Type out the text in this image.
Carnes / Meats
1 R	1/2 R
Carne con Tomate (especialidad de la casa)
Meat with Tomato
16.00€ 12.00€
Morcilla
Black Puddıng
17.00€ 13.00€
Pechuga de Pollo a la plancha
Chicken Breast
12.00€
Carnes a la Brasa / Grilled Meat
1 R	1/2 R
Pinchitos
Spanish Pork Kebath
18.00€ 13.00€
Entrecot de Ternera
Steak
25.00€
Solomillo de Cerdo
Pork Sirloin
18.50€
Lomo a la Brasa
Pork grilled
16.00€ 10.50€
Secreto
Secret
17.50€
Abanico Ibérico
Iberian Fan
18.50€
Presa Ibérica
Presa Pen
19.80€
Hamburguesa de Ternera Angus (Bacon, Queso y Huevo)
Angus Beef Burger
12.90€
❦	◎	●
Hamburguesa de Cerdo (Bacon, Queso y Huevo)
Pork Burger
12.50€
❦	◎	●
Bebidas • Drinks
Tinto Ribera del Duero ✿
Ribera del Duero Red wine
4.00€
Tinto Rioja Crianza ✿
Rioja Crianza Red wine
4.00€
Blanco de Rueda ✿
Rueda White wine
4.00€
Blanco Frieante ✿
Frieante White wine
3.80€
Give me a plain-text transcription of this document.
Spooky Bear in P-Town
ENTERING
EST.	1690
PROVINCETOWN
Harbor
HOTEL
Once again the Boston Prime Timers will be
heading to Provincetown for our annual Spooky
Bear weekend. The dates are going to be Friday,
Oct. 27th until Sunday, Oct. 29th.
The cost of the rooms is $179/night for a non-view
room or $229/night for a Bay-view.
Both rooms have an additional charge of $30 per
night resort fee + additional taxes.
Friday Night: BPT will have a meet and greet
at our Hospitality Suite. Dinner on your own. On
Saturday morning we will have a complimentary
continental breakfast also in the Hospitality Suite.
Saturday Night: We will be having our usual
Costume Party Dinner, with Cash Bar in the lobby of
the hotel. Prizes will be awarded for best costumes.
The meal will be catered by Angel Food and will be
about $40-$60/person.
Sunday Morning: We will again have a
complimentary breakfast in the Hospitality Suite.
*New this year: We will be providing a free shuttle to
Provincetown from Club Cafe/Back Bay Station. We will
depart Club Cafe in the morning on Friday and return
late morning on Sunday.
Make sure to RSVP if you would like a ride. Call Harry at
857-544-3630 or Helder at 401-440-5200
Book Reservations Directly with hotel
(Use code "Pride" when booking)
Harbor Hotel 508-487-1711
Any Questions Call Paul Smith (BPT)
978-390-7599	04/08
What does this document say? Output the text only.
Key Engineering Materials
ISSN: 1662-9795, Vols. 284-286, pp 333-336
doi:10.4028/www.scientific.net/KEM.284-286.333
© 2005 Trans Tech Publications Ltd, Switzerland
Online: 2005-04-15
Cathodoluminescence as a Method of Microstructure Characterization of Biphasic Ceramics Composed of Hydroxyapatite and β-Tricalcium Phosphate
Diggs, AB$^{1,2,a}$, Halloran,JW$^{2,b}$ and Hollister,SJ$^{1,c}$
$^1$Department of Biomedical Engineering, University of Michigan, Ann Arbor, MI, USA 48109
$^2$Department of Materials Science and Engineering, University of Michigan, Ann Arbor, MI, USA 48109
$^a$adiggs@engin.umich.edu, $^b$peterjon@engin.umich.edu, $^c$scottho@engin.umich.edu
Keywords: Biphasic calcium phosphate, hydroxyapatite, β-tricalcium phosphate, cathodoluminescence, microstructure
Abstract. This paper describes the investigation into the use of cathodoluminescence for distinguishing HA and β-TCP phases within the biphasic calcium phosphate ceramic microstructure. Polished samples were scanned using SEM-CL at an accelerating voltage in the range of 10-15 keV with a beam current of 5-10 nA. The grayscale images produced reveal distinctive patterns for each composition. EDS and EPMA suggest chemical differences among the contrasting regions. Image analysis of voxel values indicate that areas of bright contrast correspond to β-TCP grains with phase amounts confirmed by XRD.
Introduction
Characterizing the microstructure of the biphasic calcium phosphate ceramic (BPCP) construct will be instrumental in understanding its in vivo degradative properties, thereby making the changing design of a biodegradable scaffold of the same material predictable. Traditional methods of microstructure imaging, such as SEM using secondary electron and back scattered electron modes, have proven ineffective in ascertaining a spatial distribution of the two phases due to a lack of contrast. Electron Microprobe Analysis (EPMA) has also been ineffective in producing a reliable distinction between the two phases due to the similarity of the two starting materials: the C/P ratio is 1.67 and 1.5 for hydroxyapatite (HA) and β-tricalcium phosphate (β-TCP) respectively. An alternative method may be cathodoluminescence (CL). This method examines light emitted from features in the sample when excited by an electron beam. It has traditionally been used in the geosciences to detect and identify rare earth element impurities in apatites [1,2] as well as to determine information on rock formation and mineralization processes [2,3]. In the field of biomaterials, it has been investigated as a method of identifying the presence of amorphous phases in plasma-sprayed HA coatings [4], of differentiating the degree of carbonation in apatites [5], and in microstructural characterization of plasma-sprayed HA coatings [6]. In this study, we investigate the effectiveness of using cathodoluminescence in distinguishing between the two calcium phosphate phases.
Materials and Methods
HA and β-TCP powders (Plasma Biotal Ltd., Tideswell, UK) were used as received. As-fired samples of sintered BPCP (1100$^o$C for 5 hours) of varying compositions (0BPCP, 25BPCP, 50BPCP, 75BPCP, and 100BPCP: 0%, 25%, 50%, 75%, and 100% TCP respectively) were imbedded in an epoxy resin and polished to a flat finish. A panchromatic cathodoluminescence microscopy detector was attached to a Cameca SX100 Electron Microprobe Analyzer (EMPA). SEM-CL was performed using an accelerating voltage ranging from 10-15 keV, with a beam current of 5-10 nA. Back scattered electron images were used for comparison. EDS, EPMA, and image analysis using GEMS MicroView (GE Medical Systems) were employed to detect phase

....

- **Exercise description**: Pick out the lines that contain "breakfast" and copy them.

- **Expected answer**:
continental breakfast also in the Hospitality Suite.
complimentary breakfast in the Hospitality Suite.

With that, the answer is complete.